Stated exercise:
Set every record down verbatim and omit the pictures.

Figure record extracts

○ ○ ○ ○ ○ ○ ○

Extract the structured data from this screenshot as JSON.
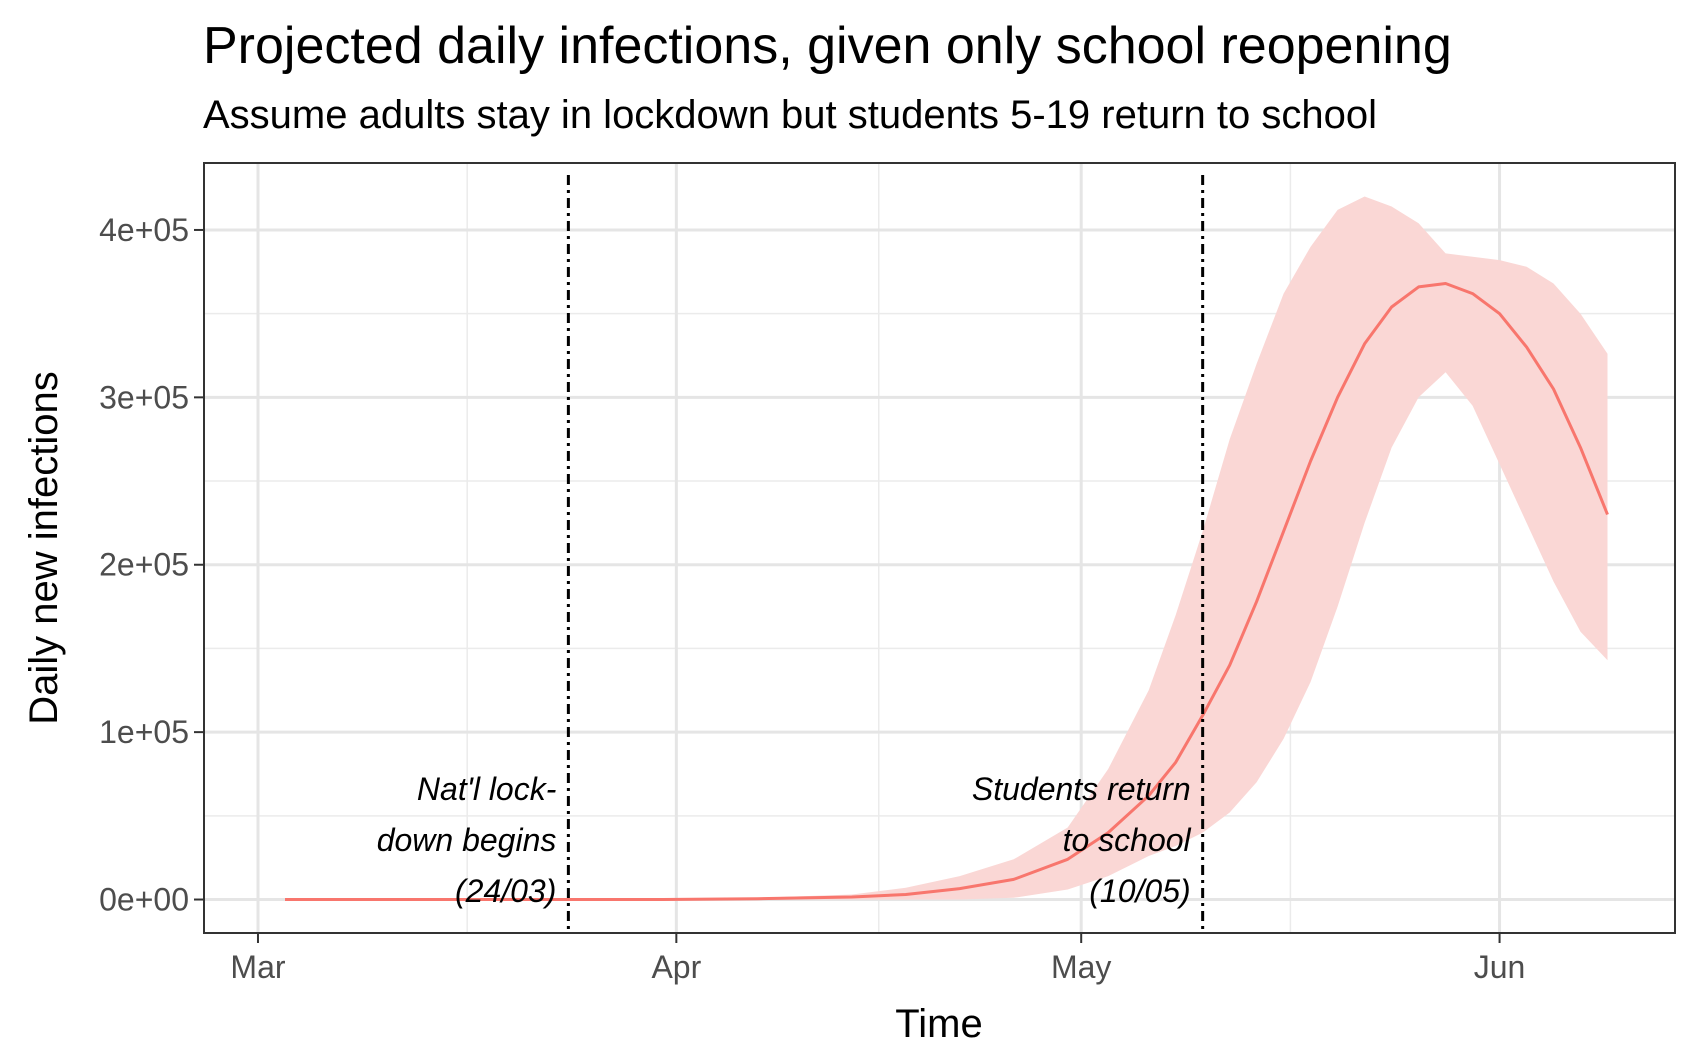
{
  "chart_data": {
    "type": "area",
    "title": "Projected daily infections, given only school reopening",
    "subtitle": "Assume adults stay in lockdown but students 5-19 return to school",
    "xlabel": "Time",
    "ylabel": "Daily new infections",
    "x_ticks": [
      {
        "date": "2020-03-01",
        "label": "Mar"
      },
      {
        "date": "2020-04-01",
        "label": "Apr"
      },
      {
        "date": "2020-05-01",
        "label": "May"
      },
      {
        "date": "2020-06-01",
        "label": "Jun"
      }
    ],
    "y_ticks": [
      {
        "value": 0,
        "label": "0e+00"
      },
      {
        "value": 100000,
        "label": "1e+05"
      },
      {
        "value": 200000,
        "label": "2e+05"
      },
      {
        "value": 300000,
        "label": "3e+05"
      },
      {
        "value": 400000,
        "label": "4e+05"
      }
    ],
    "xlim": [
      "2020-02-26",
      "2020-06-14"
    ],
    "ylim": [
      -20000,
      440000
    ],
    "grid": true,
    "colors": {
      "line": "#f8766d",
      "band": "#fad7d5",
      "vline": "#000000"
    },
    "series": [
      {
        "x": [
          "2020-03-03",
          "2020-03-10",
          "2020-03-17",
          "2020-03-24",
          "2020-03-31",
          "2020-04-07",
          "2020-04-14",
          "2020-04-18",
          "2020-04-22",
          "2020-04-26",
          "2020-04-30",
          "2020-05-03",
          "2020-05-06",
          "2020-05-08",
          "2020-05-10",
          "2020-05-12",
          "2020-05-14",
          "2020-05-16",
          "2020-05-18",
          "2020-05-20",
          "2020-05-22",
          "2020-05-24",
          "2020-05-26",
          "2020-05-28",
          "2020-05-30",
          "2020-06-01",
          "2020-06-03",
          "2020-06-05",
          "2020-06-07",
          "2020-06-09"
        ],
        "y": [
          0,
          0,
          0,
          0,
          0,
          500,
          1500,
          3000,
          6500,
          12000,
          24000,
          40000,
          62000,
          82000,
          110000,
          140000,
          178000,
          220000,
          262000,
          300000,
          332000,
          354000,
          366000,
          368000,
          362000,
          350000,
          330000,
          305000,
          270000,
          230000
        ],
        "lower": [
          0,
          0,
          0,
          0,
          0,
          0,
          0,
          0,
          0,
          1000,
          6000,
          14000,
          26000,
          32000,
          40000,
          52000,
          70000,
          96000,
          130000,
          175000,
          225000,
          270000,
          300000,
          315000,
          295000,
          260000,
          225000,
          190000,
          160000,
          143000
        ],
        "upper": [
          0,
          0,
          0,
          0,
          0,
          1000,
          3000,
          7000,
          14000,
          24000,
          43000,
          78000,
          125000,
          170000,
          220000,
          275000,
          320000,
          362000,
          390000,
          412000,
          420000,
          414000,
          404000,
          386000,
          384000,
          382000,
          378000,
          368000,
          350000,
          326000
        ]
      }
    ],
    "annotations": [
      {
        "date": "2020-03-24",
        "lines": [
          "Nat'l lock-",
          "down begins",
          "(24/03)"
        ]
      },
      {
        "date": "2020-05-10",
        "lines": [
          "Students return",
          "to school",
          "(10/05)"
        ]
      }
    ]
  }
}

○ ○ ○ ○ ○ ○ ○

Result of the exercise:
Extract the structured data from this screenshot as JSON.
{
  "chart_data": {
    "type": "area",
    "title": "Projected daily infections, given only school reopening",
    "subtitle": "Assume adults stay in lockdown but students 5-19 return to school",
    "xlabel": "Time",
    "ylabel": "Daily new infections",
    "x_ticks": [
      {
        "date": "2020-03-01",
        "label": "Mar"
      },
      {
        "date": "2020-04-01",
        "label": "Apr"
      },
      {
        "date": "2020-05-01",
        "label": "May"
      },
      {
        "date": "2020-06-01",
        "label": "Jun"
      }
    ],
    "y_ticks": [
      {
        "value": 0,
        "label": "0e+00"
      },
      {
        "value": 100000,
        "label": "1e+05"
      },
      {
        "value": 200000,
        "label": "2e+05"
      },
      {
        "value": 300000,
        "label": "3e+05"
      },
      {
        "value": 400000,
        "label": "4e+05"
      }
    ],
    "xlim": [
      "2020-02-26",
      "2020-06-14"
    ],
    "ylim": [
      -20000,
      440000
    ],
    "grid": true,
    "colors": {
      "line": "#f8766d",
      "band": "#fad7d5",
      "vline": "#000000"
    },
    "series": [
      {
        "x": [
          "2020-03-03",
          "2020-03-10",
          "2020-03-17",
          "2020-03-24",
          "2020-03-31",
          "2020-04-07",
          "2020-04-14",
          "2020-04-18",
          "2020-04-22",
          "2020-04-26",
          "2020-04-30",
          "2020-05-03",
          "2020-05-06",
          "2020-05-08",
          "2020-05-10",
          "2020-05-12",
          "2020-05-14",
          "2020-05-16",
          "2020-05-18",
          "2020-05-20",
          "2020-05-22",
          "2020-05-24",
          "2020-05-26",
          "2020-05-28",
          "2020-05-30",
          "2020-06-01",
          "2020-06-03",
          "2020-06-05",
          "2020-06-07",
          "2020-06-09"
        ],
        "y": [
          0,
          0,
          0,
          0,
          0,
          500,
          1500,
          3000,
          6500,
          12000,
          24000,
          40000,
          62000,
          82000,
          110000,
          140000,
          178000,
          220000,
          262000,
          300000,
          332000,
          354000,
          366000,
          368000,
          362000,
          350000,
          330000,
          305000,
          270000,
          230000
        ],
        "lower": [
          0,
          0,
          0,
          0,
          0,
          0,
          0,
          0,
          0,
          1000,
          6000,
          14000,
          26000,
          32000,
          40000,
          52000,
          70000,
          96000,
          130000,
          175000,
          225000,
          270000,
          300000,
          315000,
          295000,
          260000,
          225000,
          190000,
          160000,
          143000
        ],
        "upper": [
          0,
          0,
          0,
          0,
          0,
          1000,
          3000,
          7000,
          14000,
          24000,
          43000,
          78000,
          125000,
          170000,
          220000,
          275000,
          320000,
          362000,
          390000,
          412000,
          420000,
          414000,
          404000,
          386000,
          384000,
          382000,
          378000,
          368000,
          350000,
          326000
        ]
      }
    ],
    "annotations": [
      {
        "date": "2020-03-24",
        "lines": [
          "Nat'l lock-",
          "down begins",
          "(24/03)"
        ]
      },
      {
        "date": "2020-05-10",
        "lines": [
          "Students return",
          "to school",
          "(10/05)"
        ]
      }
    ]
  }
}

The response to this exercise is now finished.